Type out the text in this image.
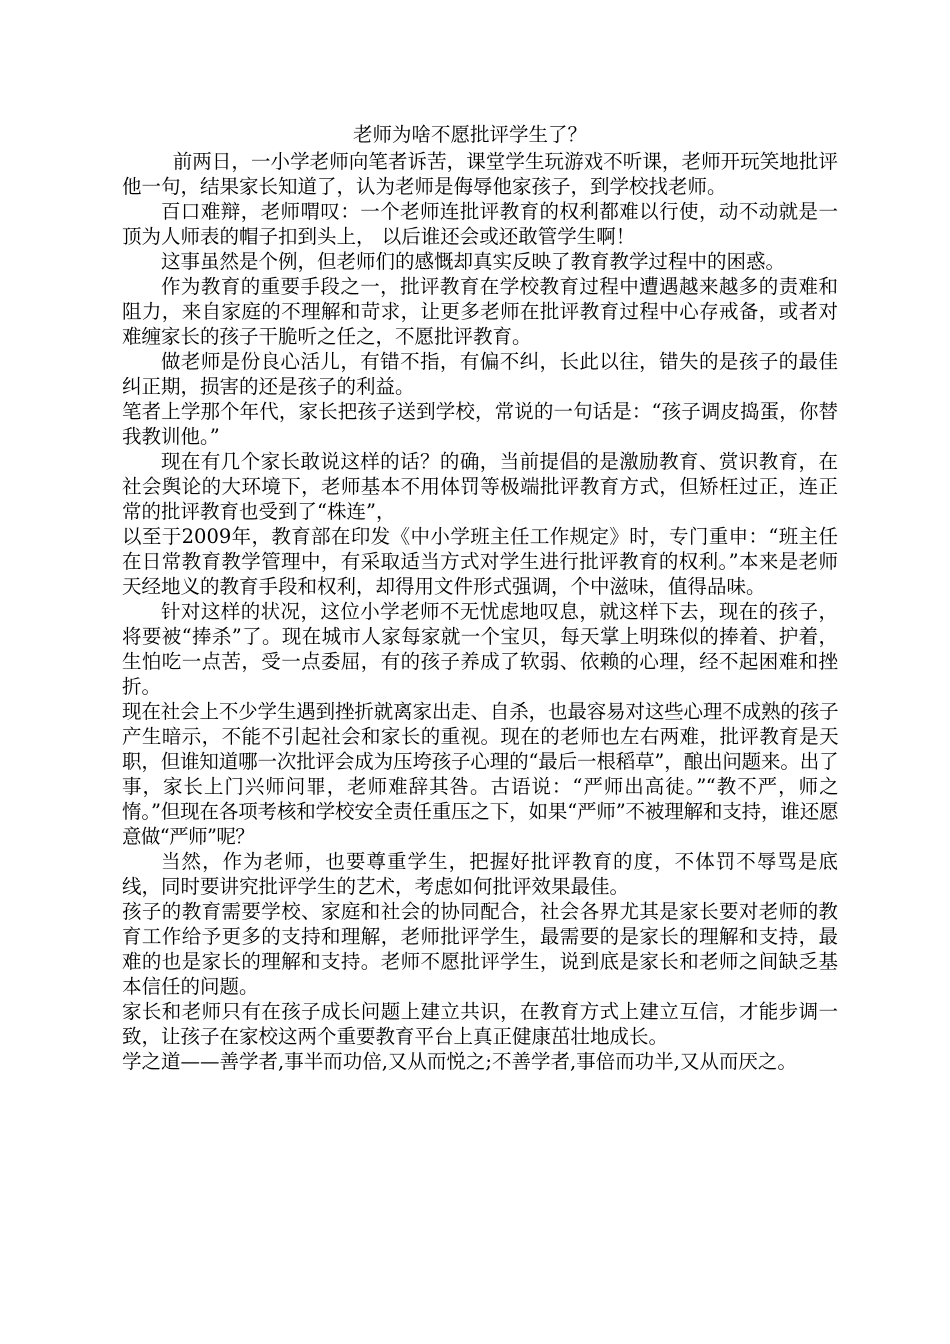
老师为啥不愿批评学生了？

前两日，一小学老师向笔者诉苦，课堂学生玩游戏不听课，老师开玩笑地批评他一句，结果家长知道了，认为老师是侮辱他家孩子，到学校找老师。

百口难辩，老师喟叹：一个老师连批评教育的权利都难以行使，动不动就是一顶为人师表的帽子扣到头上， 以后谁还会或还敢管学生啊！

这事虽然是个例，但老师们的感慨却真实反映了教育教学过程中的困惑。

作为教育的重要手段之一，批评教育在学校教育过程中遭遇越来越多的责难和阻力，来自家庭的不理解和苛求，让更多老师在批评教育过程中心存戒备，或者对难缠家长的孩子干脆听之任之，不愿批评教育。

做老师是份良心活儿，有错不指，有偏不纠，长此以往，错失的是孩子的最佳纠正期，损害的还是孩子的利益。

笔者上学那个年代，家长把孩子送到学校，常说的一句话是：“孩子调皮捣蛋，你替我教训他。”

现在有几个家长敢说这样的话？的确，当前提倡的是激励教育、赏识教育，在社会舆论的大环境下，老师基本不用体罚等极端批评教育方式，但矫枉过正，连正常的批评教育也受到了“株连”，

以至于2009年，教育部在印发《中小学班主任工作规定》时，专门重申：“班主任在日常教育教学管理中，有采取适当方式对学生进行批评教育的权利。”本来是老师天经地义的教育手段和权利，却得用文件形式强调，个中滋味，值得品味。

针对这样的状况，这位小学老师不无忧虑地叹息，就这样下去，现在的孩子，将要被“捧杀”了。现在城市人家每家就一个宝贝，每天掌上明珠似的捧着、护着，生怕吃一点苦，受一点委屈，有的孩子养成了软弱、依赖的心理，经不起困难和挫折。

现在社会上不少学生遇到挫折就离家出走、自杀，也最容易对这些心理不成熟的孩子产生暗示，不能不引起社会和家长的重视。现在的老师也左右两难，批评教育是天职，但谁知道哪一次批评会成为压垮孩子心理的“最后一根稻草”，酿出问题来。出了事，家长上门兴师问罪，老师难辞其咎。古语说：“严师出高徒。”“教不严，师之惰。”但现在各项考核和学校安全责任重压之下，如果“严师”不被理解和支持，谁还愿意做“严师”呢？

当然，作为老师，也要尊重学生，把握好批评教育的度，不体罚不辱骂是底线，同时要讲究批评学生的艺术，考虑如何批评效果最佳。

孩子的教育需要学校、家庭和社会的协同配合，社会各界尤其是家长要对老师的教育工作给予更多的支持和理解，老师批评学生，最需要的是家长的理解和支持，最难的也是家长的理解和支持。老师不愿批评学生，说到底是家长和老师之间缺乏基本信任的问题。

家长和老师只有在孩子成长问题上建立共识，在教育方式上建立互信，才能步调一致，让孩子在家校这两个重要教育平台上真正健康茁壮地成长。

学之道——善学者,事半而功倍,又从而悦之;不善学者,事倍而功半,又从而厌之。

★ ★ ★ ★ ★

**Task goal:** Transcribe the material exactly, and leave out whatever pictures it holds.

**Written answer:**
Type out the text in this image.
老师为啥不愿批评学生了？

前两日，一小学老师向笔者诉苦，课堂学生玩游戏不听课，老师开玩笑地批评他一句，结果家长知道了，认为老师是侮辱他家孩子，到学校找老师。

百口难辩，老师喟叹：一个老师连批评教育的权利都难以行使，动不动就是一顶为人师表的帽子扣到头上， 以后谁还会或还敢管学生啊！

这事虽然是个例，但老师们的感慨却真实反映了教育教学过程中的困惑。

作为教育的重要手段之一，批评教育在学校教育过程中遭遇越来越多的责难和阻力，来自家庭的不理解和苛求，让更多老师在批评教育过程中心存戒备，或者对难缠家长的孩子干脆听之任之，不愿批评教育。

做老师是份良心活儿，有错不指，有偏不纠，长此以往，错失的是孩子的最佳纠正期，损害的还是孩子的利益。

笔者上学那个年代，家长把孩子送到学校，常说的一句话是：“孩子调皮捣蛋，你替我教训他。”

现在有几个家长敢说这样的话？的确，当前提倡的是激励教育、赏识教育，在社会舆论的大环境下，老师基本不用体罚等极端批评教育方式，但矫枉过正，连正常的批评教育也受到了“株连”，

以至于2009年，教育部在印发《中小学班主任工作规定》时，专门重申：“班主任在日常教育教学管理中，有采取适当方式对学生进行批评教育的权利。”本来是老师天经地义的教育手段和权利，却得用文件形式强调，个中滋味，值得品味。

针对这样的状况，这位小学老师不无忧虑地叹息，就这样下去，现在的孩子，将要被“捧杀”了。现在城市人家每家就一个宝贝，每天掌上明珠似的捧着、护着，生怕吃一点苦，受一点委屈，有的孩子养成了软弱、依赖的心理，经不起困难和挫折。

现在社会上不少学生遇到挫折就离家出走、自杀，也最容易对这些心理不成熟的孩子产生暗示，不能不引起社会和家长的重视。现在的老师也左右两难，批评教育是天职，但谁知道哪一次批评会成为压垮孩子心理的“最后一根稻草”，酿出问题来。出了事，家长上门兴师问罪，老师难辞其咎。古语说：“严师出高徒。”“教不严，师之惰。”但现在各项考核和学校安全责任重压之下，如果“严师”不被理解和支持，谁还愿意做“严师”呢？

当然，作为老师，也要尊重学生，把握好批评教育的度，不体罚不辱骂是底线，同时要讲究批评学生的艺术，考虑如何批评效果最佳。

孩子的教育需要学校、家庭和社会的协同配合，社会各界尤其是家长要对老师的教育工作给予更多的支持和理解，老师批评学生，最需要的是家长的理解和支持，最难的也是家长的理解和支持。老师不愿批评学生，说到底是家长和老师之间缺乏基本信任的问题。

家长和老师只有在孩子成长问题上建立共识，在教育方式上建立互信，才能步调一致，让孩子在家校这两个重要教育平台上真正健康茁壮地成长。

学之道——善学者,事半而功倍,又从而悦之;不善学者,事倍而功半,又从而厌之。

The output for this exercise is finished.